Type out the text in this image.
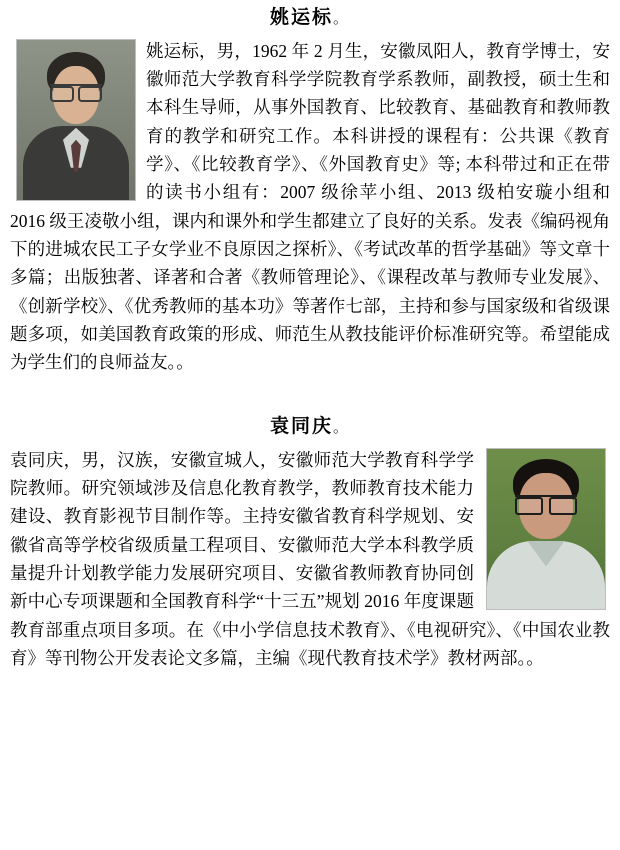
姚运标。
姚运标，男，1962 年 2 月生，安徽凤阳人，教育学博士，安徽师范大学教育科学学院教育学系教师，副教授，硕士生和本科生导师，从事外国教育、比较教育、基础教育和教师教育的教学和研究工作。本科讲授的课程有：公共课《教育学》、《比较教育学》、《外国教育史》等; 本科带过和正在带的读书小组有：2007 级徐苹小组、2013 级柏安璇小组和 2016 级王凌敬小组，课内和课外和学生都建立了良好的关系。发表《编码视角下的进城农民工子女学业不良原因之探析》、《考试改革的哲学基础》等文章十多篇；出版独著、译著和合著《教师管理论》、《课程改革与教师专业发展》、《创新学校》、《优秀教师的基本功》等著作七部，主持和参与国家级和省级课题多项，如美国教育政策的形成、师范生从教技能评价标准研究等。希望能成为学生们的良师益友。。
袁同庆。
袁同庆，男，汉族，安徽宣城人，安徽师范大学教育科学学院教师。研究领域涉及信息化教育教学，教师教育技术能力建设、教育影视节目制作等。主持安徽省教育科学规划、安徽省高等学校省级质量工程项目、安徽师范大学本科教学质量提升计划教学能力发展研究项目、安徽省教师教育协同创新中心专项课题和全国教育科学“十三五”规划 2016 年度课题教育部重点项目多项。在《中小学信息技术教育》、《电视研究》、《中国农业教育》等刊物公开发表论文多篇，主编《现代教育技术学》教材两部。。
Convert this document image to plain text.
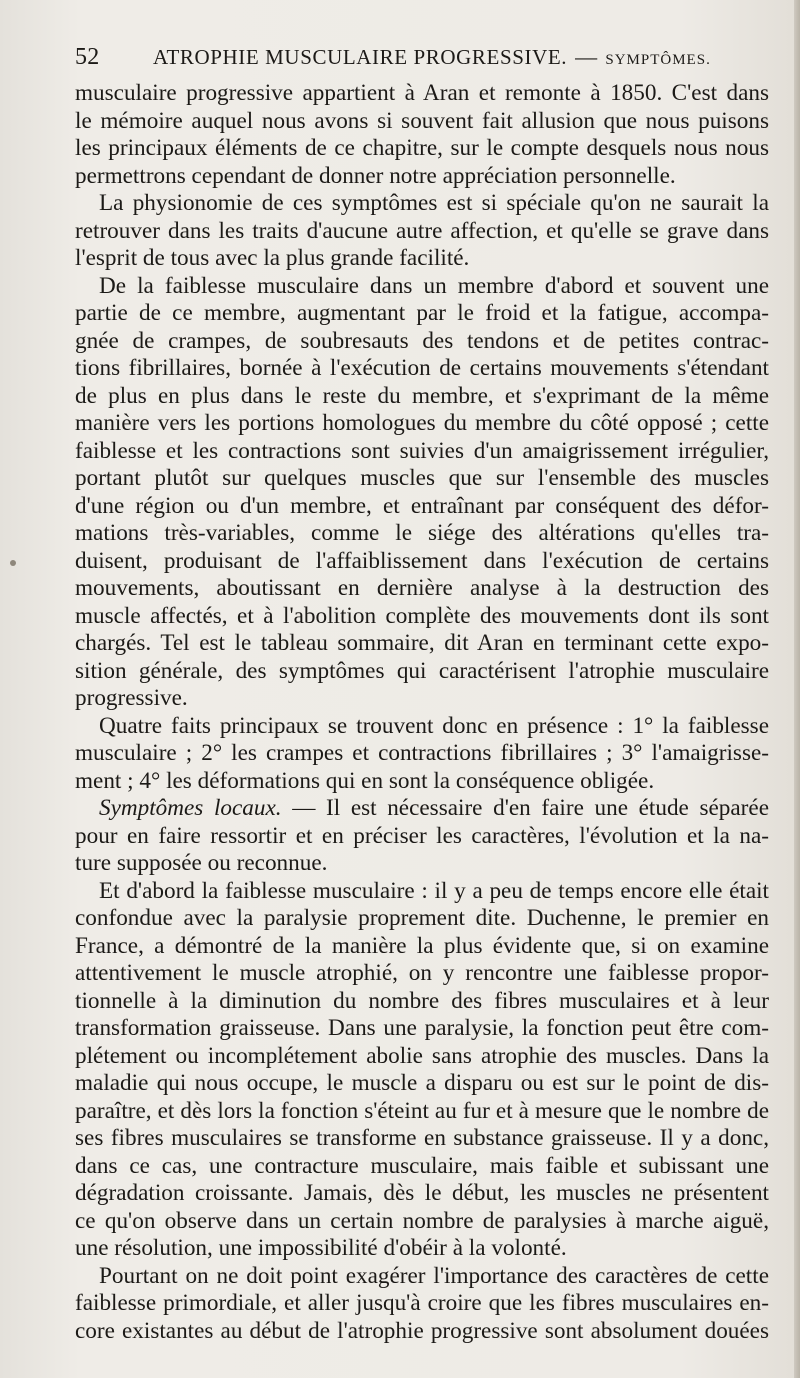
52	ATROPHIE MUSCULAIRE PROGRESSIVE. — SYMPTÔMES.
musculaire progressive appartient à Aran et remonte à 1850. C'est dans
le mémoire auquel nous avons si souvent fait allusion que nous puisons
les principaux éléments de ce chapitre, sur le compte desquels nous nous
permettrons cependant de donner notre appréciation personnelle.
La physionomie de ces symptômes est si spéciale qu'on ne saurait la
retrouver dans les traits d'aucune autre affection, et qu'elle se grave dans
l'esprit de tous avec la plus grande facilité.
De la faiblesse musculaire dans un membre d'abord et souvent une
partie de ce membre, augmentant par le froid et la fatigue, accompa-
gnée de crampes, de soubresauts des tendons et de petites contrac-
tions fibrillaires, bornée à l'exécution de certains mouvements s'étendant
de plus en plus dans le reste du membre, et s'exprimant de la même
manière vers les portions homologues du membre du côté opposé ; cette
faiblesse et les contractions sont suivies d'un amaigrissement irrégulier,
portant plutôt sur quelques muscles que sur l'ensemble des muscles
d'une région ou d'un membre, et entraînant par conséquent des défor-
mations très-variables, comme le siége des altérations qu'elles tra-
duisent, produisant de l'affaiblissement dans l'exécution de certains
mouvements, aboutissant en dernière analyse à la destruction des
muscle affectés, et à l'abolition complète des mouvements dont ils sont
chargés. Tel est le tableau sommaire, dit Aran en terminant cette expo-
sition générale, des symptômes qui caractérisent l'atrophie musculaire
progressive.
Quatre faits principaux se trouvent donc en présence : 1° la faiblesse
musculaire ; 2° les crampes et contractions fibrillaires ; 3° l'amaigrisse-
ment ; 4° les déformations qui en sont la conséquence obligée.
Symptômes locaux. — Il est nécessaire d'en faire une étude séparée
pour en faire ressortir et en préciser les caractères, l'évolution et la na-
ture supposée ou reconnue.
Et d'abord la faiblesse musculaire : il y a peu de temps encore elle était
confondue avec la paralysie proprement dite. Duchenne, le premier en
France, a démontré de la manière la plus évidente que, si on examine
attentivement le muscle atrophié, on y rencontre une faiblesse propor-
tionnelle à la diminution du nombre des fibres musculaires et à leur
transformation graisseuse. Dans une paralysie, la fonction peut être com-
plétement ou incomplétement abolie sans atrophie des muscles. Dans la
maladie qui nous occupe, le muscle a disparu ou est sur le point de dis-
paraître, et dès lors la fonction s'éteint au fur et à mesure que le nombre de
ses fibres musculaires se transforme en substance graisseuse. Il y a donc,
dans ce cas, une contracture musculaire, mais faible et subissant une
dégradation croissante. Jamais, dès le début, les muscles ne présentent
ce qu'on observe dans un certain nombre de paralysies à marche aiguë,
une résolution, une impossibilité d'obéir à la volonté.
Pourtant on ne doit point exagérer l'importance des caractères de cette
faiblesse primordiale, et aller jusqu'à croire que les fibres musculaires en-
core existantes au début de l'atrophie progressive sont absolument douées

*The request*: Every entry above should be duplicated exactly. Do not include the images.

*Worked solution*:
Type out the text in this image.
姚运标。
姚运标，男，1962 年 2 月生，安徽凤阳人，教育学博士，安徽师范大学教育科学学院教育学系教师，副教授，硕士生和本科生导师，从事外国教育、比较教育、基础教育和教师教育的教学和研究工作。本科讲授的课程有：公共课《教育学》、《比较教育学》、《外国教育史》等; 本科带过和正在带的读书小组有：2007 级徐苹小组、2013 级柏安璇小组和 2016 级王凌敬小组，课内和课外和学生都建立了良好的关系。发表《编码视角下的进城农民工子女学业不良原因之探析》、《考试改革的哲学基础》等文章十多篇；出版独著、译著和合著《教师管理论》、《课程改革与教师专业发展》、《创新学校》、《优秀教师的基本功》等著作七部，主持和参与国家级和省级课题多项，如美国教育政策的形成、师范生从教技能评价标准研究等。希望能成为学生们的良师益友。。
袁同庆。
袁同庆，男，汉族，安徽宣城人，安徽师范大学教育科学学院教师。研究领域涉及信息化教育教学，教师教育技术能力建设、教育影视节目制作等。主持安徽省教育科学规划、安徽省高等学校省级质量工程项目、安徽师范大学本科教学质量提升计划教学能力发展研究项目、安徽省教师教育协同创新中心专项课题和全国教育科学“十三五”规划 2016 年度课题教育部重点项目多项。在《中小学信息技术教育》、《电视研究》、《中国农业教育》等刊物公开发表论文多篇，主编《现代教育技术学》教材两部。。
Convert this document image to plain text.
52	ATROPHIE MUSCULAIRE PROGRESSIVE. — SYMPTÔMES.
musculaire progressive appartient à Aran et remonte à 1850. C'est dans
le mémoire auquel nous avons si souvent fait allusion que nous puisons
les principaux éléments de ce chapitre, sur le compte desquels nous nous
permettrons cependant de donner notre appréciation personnelle.
La physionomie de ces symptômes est si spéciale qu'on ne saurait la
retrouver dans les traits d'aucune autre affection, et qu'elle se grave dans
l'esprit de tous avec la plus grande facilité.
De la faiblesse musculaire dans un membre d'abord et souvent une
partie de ce membre, augmentant par le froid et la fatigue, accompa-
gnée de crampes, de soubresauts des tendons et de petites contrac-
tions fibrillaires, bornée à l'exécution de certains mouvements s'étendant
de plus en plus dans le reste du membre, et s'exprimant de la même
manière vers les portions homologues du membre du côté opposé ; cette
faiblesse et les contractions sont suivies d'un amaigrissement irrégulier,
portant plutôt sur quelques muscles que sur l'ensemble des muscles
d'une région ou d'un membre, et entraînant par conséquent des défor-
mations très-variables, comme le siége des altérations qu'elles tra-
duisent, produisant de l'affaiblissement dans l'exécution de certains
mouvements, aboutissant en dernière analyse à la destruction des
muscle affectés, et à l'abolition complète des mouvements dont ils sont
chargés. Tel est le tableau sommaire, dit Aran en terminant cette expo-
sition générale, des symptômes qui caractérisent l'atrophie musculaire
progressive.
Quatre faits principaux se trouvent donc en présence : 1° la faiblesse
musculaire ; 2° les crampes et contractions fibrillaires ; 3° l'amaigrisse-
ment ; 4° les déformations qui en sont la conséquence obligée.
Symptômes locaux. — Il est nécessaire d'en faire une étude séparée
pour en faire ressortir et en préciser les caractères, l'évolution et la na-
ture supposée ou reconnue.
Et d'abord la faiblesse musculaire : il y a peu de temps encore elle était
confondue avec la paralysie proprement dite. Duchenne, le premier en
France, a démontré de la manière la plus évidente que, si on examine
attentivement le muscle atrophié, on y rencontre une faiblesse propor-
tionnelle à la diminution du nombre des fibres musculaires et à leur
transformation graisseuse. Dans une paralysie, la fonction peut être com-
plétement ou incomplétement abolie sans atrophie des muscles. Dans la
maladie qui nous occupe, le muscle a disparu ou est sur le point de dis-
paraître, et dès lors la fonction s'éteint au fur et à mesure que le nombre de
ses fibres musculaires se transforme en substance graisseuse. Il y a donc,
dans ce cas, une contracture musculaire, mais faible et subissant une
dégradation croissante. Jamais, dès le début, les muscles ne présentent
ce qu'on observe dans un certain nombre de paralysies à marche aiguë,
une résolution, une impossibilité d'obéir à la volonté.
Pourtant on ne doit point exagérer l'importance des caractères de cette
faiblesse primordiale, et aller jusqu'à croire que les fibres musculaires en-
core existantes au début de l'atrophie progressive sont absolument douées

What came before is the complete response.